- Task to carry out
Quote every line below exactly as it reads.

- Entries shown

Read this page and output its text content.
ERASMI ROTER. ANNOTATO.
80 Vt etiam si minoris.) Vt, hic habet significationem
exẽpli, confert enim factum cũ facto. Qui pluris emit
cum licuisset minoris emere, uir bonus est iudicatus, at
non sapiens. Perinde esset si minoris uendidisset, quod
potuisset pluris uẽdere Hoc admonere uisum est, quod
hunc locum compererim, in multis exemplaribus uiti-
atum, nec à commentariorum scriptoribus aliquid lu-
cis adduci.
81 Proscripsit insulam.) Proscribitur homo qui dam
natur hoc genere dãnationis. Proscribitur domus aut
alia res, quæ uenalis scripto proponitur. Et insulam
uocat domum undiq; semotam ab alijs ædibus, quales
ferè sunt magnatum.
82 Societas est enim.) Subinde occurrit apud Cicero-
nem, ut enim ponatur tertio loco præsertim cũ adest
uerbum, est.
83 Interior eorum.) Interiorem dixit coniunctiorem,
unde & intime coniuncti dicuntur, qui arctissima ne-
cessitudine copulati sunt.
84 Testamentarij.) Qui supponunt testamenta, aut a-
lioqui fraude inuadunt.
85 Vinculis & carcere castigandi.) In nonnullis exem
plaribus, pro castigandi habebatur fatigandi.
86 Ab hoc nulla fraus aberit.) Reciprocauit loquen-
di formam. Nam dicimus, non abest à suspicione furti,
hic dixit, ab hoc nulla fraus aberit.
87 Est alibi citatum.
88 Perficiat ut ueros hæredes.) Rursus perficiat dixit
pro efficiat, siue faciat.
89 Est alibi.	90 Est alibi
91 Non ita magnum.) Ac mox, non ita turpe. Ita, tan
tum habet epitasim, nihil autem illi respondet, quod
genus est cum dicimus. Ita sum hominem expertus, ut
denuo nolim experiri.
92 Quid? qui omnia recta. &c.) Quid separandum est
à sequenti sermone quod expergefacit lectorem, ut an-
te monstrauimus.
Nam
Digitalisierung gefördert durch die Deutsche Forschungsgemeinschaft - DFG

- Task output
Read this page and output its text content.
ERASMI ROTER. ANNOTATO.
80 Vt etiam si minoris.) Vt, hic habet significationem
exẽpli, confert enim factum cũ facto. Qui pluris emit
cum licuisset minoris emere, uir bonus est iudicatus, at
non sapiens. Perinde esset si minoris uendidisset, quod
potuisset pluris uẽdere Hoc admonere uisum est, quod
hunc locum compererim, in multis exemplaribus uiti-
atum, nec à commentariorum scriptoribus aliquid lu-
cis adduci.
81 Proscripsit insulam.) Proscribitur homo qui dam
natur hoc genere dãnationis. Proscribitur domus aut
alia res, quæ uenalis scripto proponitur. Et insulam
uocat domum undiq; semotam ab alijs ædibus, quales
ferè sunt magnatum.
82 Societas est enim.) Subinde occurrit apud Cicero-
nem, ut enim ponatur tertio loco præsertim cũ adest
uerbum, est.
83 Interior eorum.) Interiorem dixit coniunctiorem,
unde & intime coniuncti dicuntur, qui arctissima ne-
cessitudine copulati sunt.
84 Testamentarij.) Qui supponunt testamenta, aut a-
lioqui fraude inuadunt.
85 Vinculis & carcere castigandi.) In nonnullis exem
plaribus, pro castigandi habebatur fatigandi.
86 Ab hoc nulla fraus aberit.) Reciprocauit loquen-
di formam. Nam dicimus, non abest à suspicione furti,
hic dixit, ab hoc nulla fraus aberit.
87 Est alibi citatum.
88 Perficiat ut ueros hæredes.) Rursus perficiat dixit
pro efficiat, siue faciat.
89 Est alibi.	90 Est alibi
91 Non ita magnum.) Ac mox, non ita turpe. Ita, tan
tum habet epitasim, nihil autem illi respondet, quod
genus est cum dicimus. Ita sum hominem expertus, ut
denuo nolim experiri.
92 Quid? qui omnia recta. &c.) Quid separandum est
à sequenti sermone quod expergefacit lectorem, ut an-
te monstrauimus.
Nam
Digitalisierung gefördert durch die Deutsche Forschungsgemeinschaft - DFG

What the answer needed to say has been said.